(Records excerpted from a collection)
— begin —
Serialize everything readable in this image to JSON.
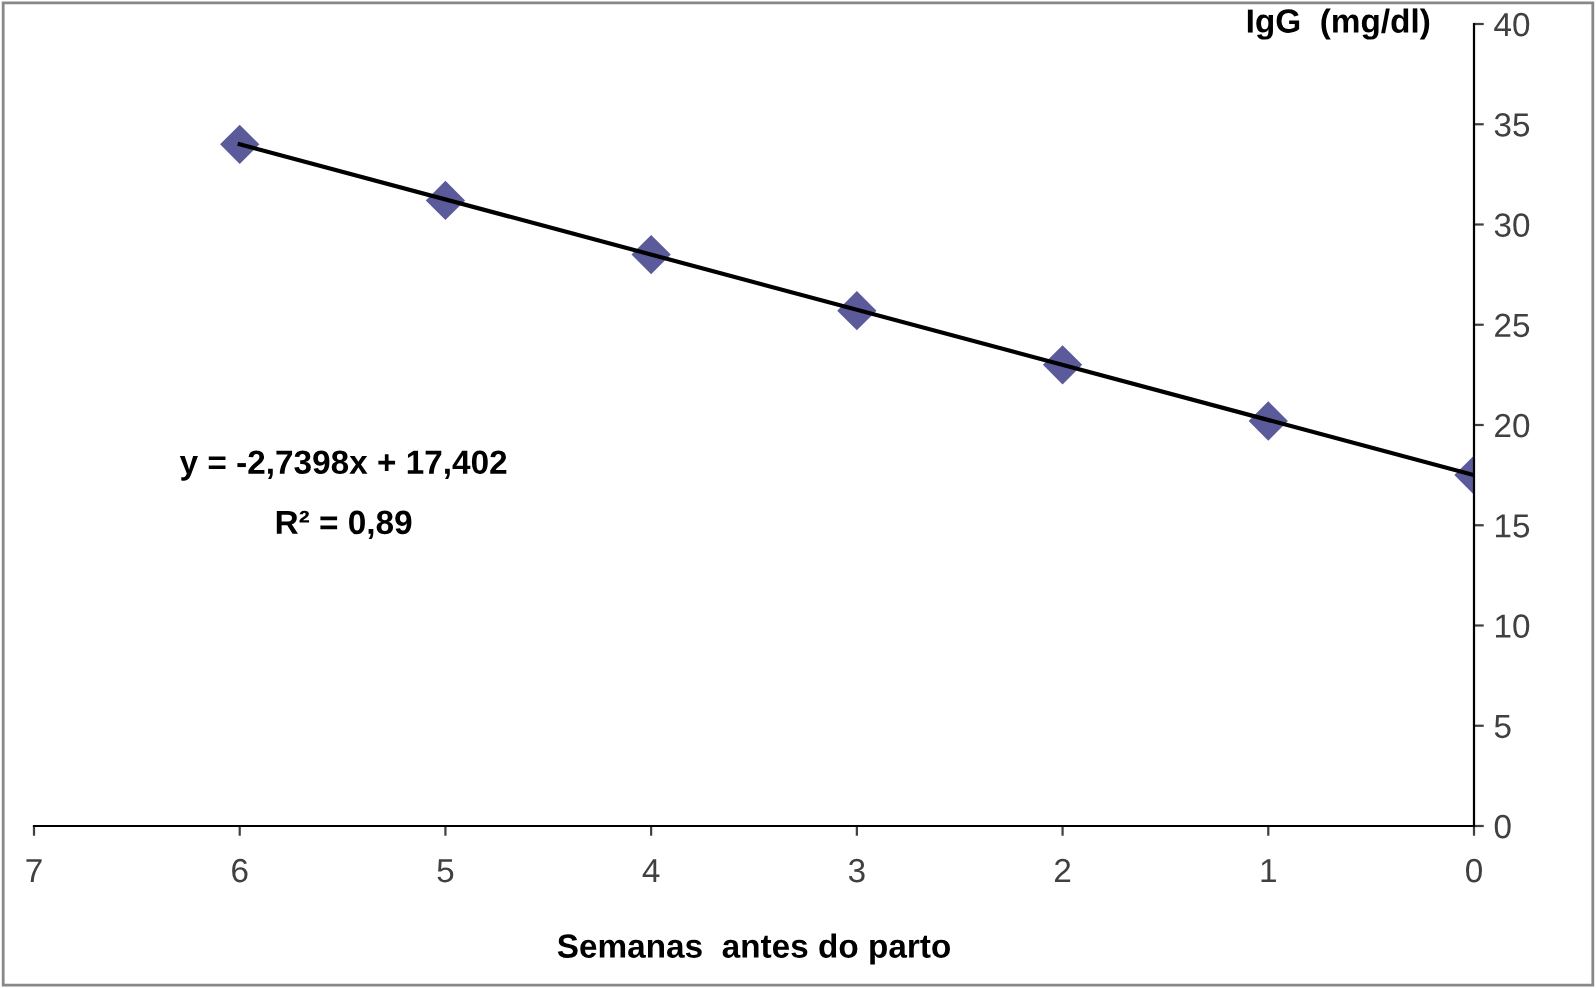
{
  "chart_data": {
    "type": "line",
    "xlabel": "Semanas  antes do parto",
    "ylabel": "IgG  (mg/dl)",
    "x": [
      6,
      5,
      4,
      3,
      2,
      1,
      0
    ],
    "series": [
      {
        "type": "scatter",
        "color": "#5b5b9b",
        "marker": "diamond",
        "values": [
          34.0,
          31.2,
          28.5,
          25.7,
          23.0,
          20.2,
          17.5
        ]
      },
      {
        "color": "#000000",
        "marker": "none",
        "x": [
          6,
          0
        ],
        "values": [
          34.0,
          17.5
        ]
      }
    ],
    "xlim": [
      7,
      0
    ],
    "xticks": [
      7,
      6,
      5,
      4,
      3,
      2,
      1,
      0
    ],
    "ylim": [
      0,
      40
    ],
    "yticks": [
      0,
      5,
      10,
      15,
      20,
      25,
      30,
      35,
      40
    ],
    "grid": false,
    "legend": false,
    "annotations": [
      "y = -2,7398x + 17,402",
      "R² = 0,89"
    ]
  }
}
— end —
What is asked –
Transcribe every line from the records above without alteration, and leave out the images.

Exercise output –
Serialize everything readable in this image to JSON.
{
  "chart_data": {
    "type": "line",
    "xlabel": "Semanas  antes do parto",
    "ylabel": "IgG  (mg/dl)",
    "x": [
      6,
      5,
      4,
      3,
      2,
      1,
      0
    ],
    "series": [
      {
        "type": "scatter",
        "color": "#5b5b9b",
        "marker": "diamond",
        "values": [
          34.0,
          31.2,
          28.5,
          25.7,
          23.0,
          20.2,
          17.5
        ]
      },
      {
        "color": "#000000",
        "marker": "none",
        "x": [
          6,
          0
        ],
        "values": [
          34.0,
          17.5
        ]
      }
    ],
    "xlim": [
      7,
      0
    ],
    "xticks": [
      7,
      6,
      5,
      4,
      3,
      2,
      1,
      0
    ],
    "ylim": [
      0,
      40
    ],
    "yticks": [
      0,
      5,
      10,
      15,
      20,
      25,
      30,
      35,
      40
    ],
    "grid": false,
    "legend": false,
    "annotations": [
      "y = -2,7398x + 17,402",
      "R² = 0,89"
    ]
  }
}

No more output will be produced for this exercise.